### A run of records:
* BEGIN *
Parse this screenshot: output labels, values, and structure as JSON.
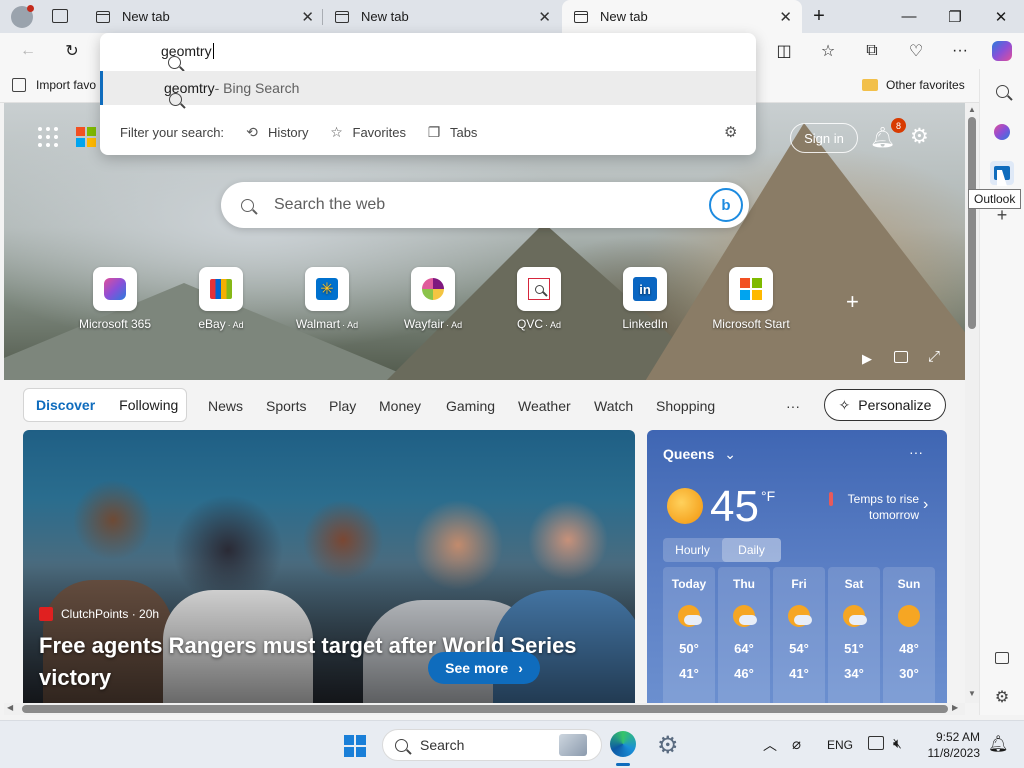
{
  "tabs": [
    {
      "label": "New tab"
    },
    {
      "label": "New tab"
    },
    {
      "label": "New tab"
    }
  ],
  "omnibox": {
    "query": "geomtry",
    "suggestion_main": "geomtry",
    "suggestion_suffix": " - Bing Search",
    "filter_label": "Filter your search:",
    "filters": [
      {
        "label": "History",
        "icon": "history-icon"
      },
      {
        "label": "Favorites",
        "icon": "star-icon"
      },
      {
        "label": "Tabs",
        "icon": "tabs-icon"
      }
    ]
  },
  "favbar": {
    "import_label": "Import favo",
    "other_favorites": "Other favorites"
  },
  "newtab": {
    "search_placeholder": "Search the web",
    "sign_in": "Sign in",
    "notification_count": "8",
    "quick_links": [
      {
        "label": "Microsoft 365",
        "ad": ""
      },
      {
        "label": "eBay",
        "ad": "· Ad"
      },
      {
        "label": "Walmart",
        "ad": "· Ad"
      },
      {
        "label": "Wayfair",
        "ad": "· Ad"
      },
      {
        "label": "QVC",
        "ad": "· Ad"
      },
      {
        "label": "LinkedIn",
        "ad": ""
      },
      {
        "label": "Microsoft Start",
        "ad": ""
      }
    ]
  },
  "feed": {
    "segment": [
      "Discover",
      "Following"
    ],
    "nav": [
      "News",
      "Sports",
      "Play",
      "Money",
      "Gaming",
      "Weather",
      "Watch",
      "Shopping"
    ],
    "more": "···",
    "personalize": "Personalize",
    "story": {
      "source": "ClutchPoints · 20h",
      "headline": "Free agents Rangers must target after World Series victory",
      "see_more": "See more"
    }
  },
  "weather": {
    "location": "Queens",
    "temp": "45",
    "unit": "°F",
    "note_line1": "Temps to rise",
    "note_line2": "tomorrow",
    "tabs": [
      "Hourly",
      "Daily"
    ],
    "days": [
      {
        "name": "Today",
        "hi": "50°",
        "lo": "41°"
      },
      {
        "name": "Thu",
        "hi": "64°",
        "lo": "46°"
      },
      {
        "name": "Fri",
        "hi": "54°",
        "lo": "41°"
      },
      {
        "name": "Sat",
        "hi": "51°",
        "lo": "34°"
      },
      {
        "name": "Sun",
        "hi": "48°",
        "lo": "30°"
      }
    ]
  },
  "sidebar": {
    "tooltip": "Outlook"
  },
  "taskbar": {
    "search_label": "Search",
    "lang": "ENG",
    "time": "9:52 AM",
    "date": "11/8/2023"
  },
  "colors": {
    "accent": "#0f6cbd",
    "weather_bg": "#4a70bc"
  }
}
* END *
### The request:
Copy every line that contains the string "Microsoft".

### Final result:
        "label": "Microsoft 365",
        "label": "Microsoft Start",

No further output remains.